╔══
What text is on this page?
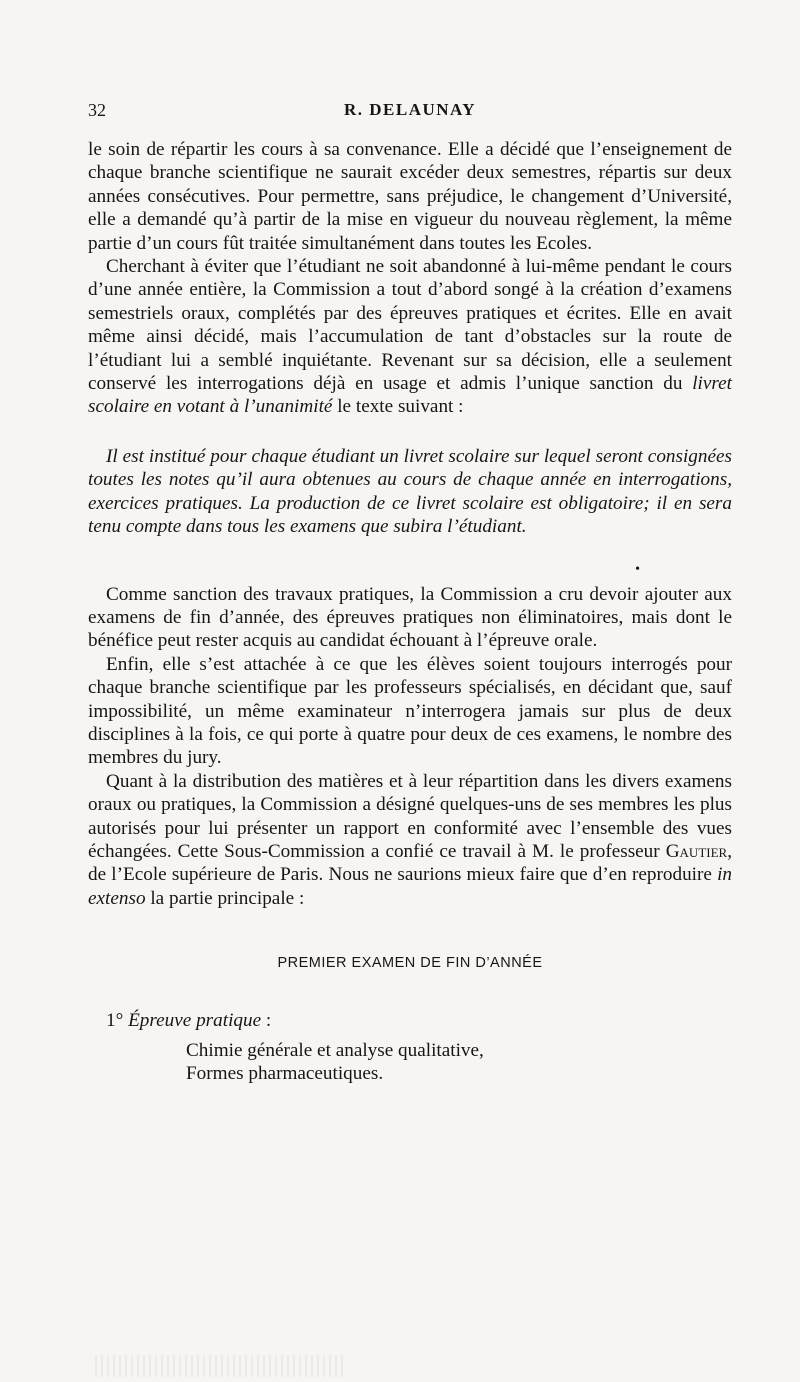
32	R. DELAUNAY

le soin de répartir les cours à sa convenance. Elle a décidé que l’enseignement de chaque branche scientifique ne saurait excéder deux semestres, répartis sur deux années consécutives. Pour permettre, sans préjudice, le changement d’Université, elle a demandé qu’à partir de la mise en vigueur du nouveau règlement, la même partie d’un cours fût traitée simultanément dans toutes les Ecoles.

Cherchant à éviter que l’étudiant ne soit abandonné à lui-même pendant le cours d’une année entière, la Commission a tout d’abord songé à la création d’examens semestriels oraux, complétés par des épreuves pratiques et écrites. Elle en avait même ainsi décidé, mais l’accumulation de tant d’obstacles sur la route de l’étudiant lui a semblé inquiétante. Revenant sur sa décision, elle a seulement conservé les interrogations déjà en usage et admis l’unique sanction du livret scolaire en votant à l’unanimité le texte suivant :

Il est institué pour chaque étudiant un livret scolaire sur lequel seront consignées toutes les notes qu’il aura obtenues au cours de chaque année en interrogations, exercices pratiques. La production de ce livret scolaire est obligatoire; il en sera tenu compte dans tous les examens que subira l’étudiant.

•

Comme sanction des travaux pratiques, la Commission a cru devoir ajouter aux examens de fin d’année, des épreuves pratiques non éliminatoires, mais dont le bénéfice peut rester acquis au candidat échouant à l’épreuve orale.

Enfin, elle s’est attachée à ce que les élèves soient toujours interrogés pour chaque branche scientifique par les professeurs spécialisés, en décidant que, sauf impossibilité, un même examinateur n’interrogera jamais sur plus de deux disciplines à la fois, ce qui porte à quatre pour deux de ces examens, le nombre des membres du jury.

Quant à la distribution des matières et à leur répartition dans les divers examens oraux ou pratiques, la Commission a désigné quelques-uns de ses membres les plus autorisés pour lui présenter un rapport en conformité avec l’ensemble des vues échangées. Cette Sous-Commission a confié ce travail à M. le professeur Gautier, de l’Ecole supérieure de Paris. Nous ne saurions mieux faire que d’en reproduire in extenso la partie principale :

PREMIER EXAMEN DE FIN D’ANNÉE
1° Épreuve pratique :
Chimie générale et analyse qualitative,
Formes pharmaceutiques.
╚══
╔══
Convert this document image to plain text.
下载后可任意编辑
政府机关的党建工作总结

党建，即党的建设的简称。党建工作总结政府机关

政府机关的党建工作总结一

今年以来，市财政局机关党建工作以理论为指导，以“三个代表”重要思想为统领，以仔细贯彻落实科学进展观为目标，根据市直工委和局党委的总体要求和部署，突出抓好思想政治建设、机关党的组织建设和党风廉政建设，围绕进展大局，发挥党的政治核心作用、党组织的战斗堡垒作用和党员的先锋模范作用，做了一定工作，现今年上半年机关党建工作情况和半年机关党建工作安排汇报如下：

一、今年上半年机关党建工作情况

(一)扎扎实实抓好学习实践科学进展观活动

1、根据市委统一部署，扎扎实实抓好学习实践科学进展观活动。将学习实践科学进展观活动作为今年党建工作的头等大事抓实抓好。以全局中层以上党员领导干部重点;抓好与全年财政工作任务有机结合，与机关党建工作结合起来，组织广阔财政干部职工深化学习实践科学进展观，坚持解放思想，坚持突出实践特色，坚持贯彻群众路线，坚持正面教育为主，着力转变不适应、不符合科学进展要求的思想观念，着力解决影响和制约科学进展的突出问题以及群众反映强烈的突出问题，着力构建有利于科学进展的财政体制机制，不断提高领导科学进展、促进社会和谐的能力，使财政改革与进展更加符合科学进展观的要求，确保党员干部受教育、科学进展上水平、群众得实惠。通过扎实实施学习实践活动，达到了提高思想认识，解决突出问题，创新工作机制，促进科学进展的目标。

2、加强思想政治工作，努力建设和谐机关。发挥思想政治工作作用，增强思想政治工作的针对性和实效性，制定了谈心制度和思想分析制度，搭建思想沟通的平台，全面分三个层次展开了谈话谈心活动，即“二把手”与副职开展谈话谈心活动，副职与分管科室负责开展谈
╚══
# [EXERCISE OBJECTIVE]
Show all lines from the data above in which the word "扎扎实实抓好学习实践科学进展观活动" appears.

# [REPLY]
(一)扎扎实实抓好学习实践科学进展观活动
1、根据市委统一部署，扎扎实实抓好学习实践科学进展观活动。将学习实践科学进展观活动作为今年党建工作的头等大事抓实抓好。以全局中层以上党员领导干部重点;抓好与全年财政工作任务有机结合，与机关党建工作结合起来，组织广阔财政干部职工深化学习实践科学进展观，坚持解放思想，坚持突出实践特色，坚持贯彻群众路线，坚持正面教育为主，着力转变不适应、不符合科学进展要求的思想观念，着力解决影响和制约科学进展的突出问题以及群众反映强烈的突出问题，着力构建有利于科学进展的财政体制机制，不断提高领导科学进展、促进社会和谐的能力，使财政改革与进展更加符合科学进展观的要求，确保党员干部受教育、科学进展上水平、群众得实惠。通过扎实实施学习实践活动，达到了提高思想认识，解决突出问题，创新工作机制，促进科学进展的目标。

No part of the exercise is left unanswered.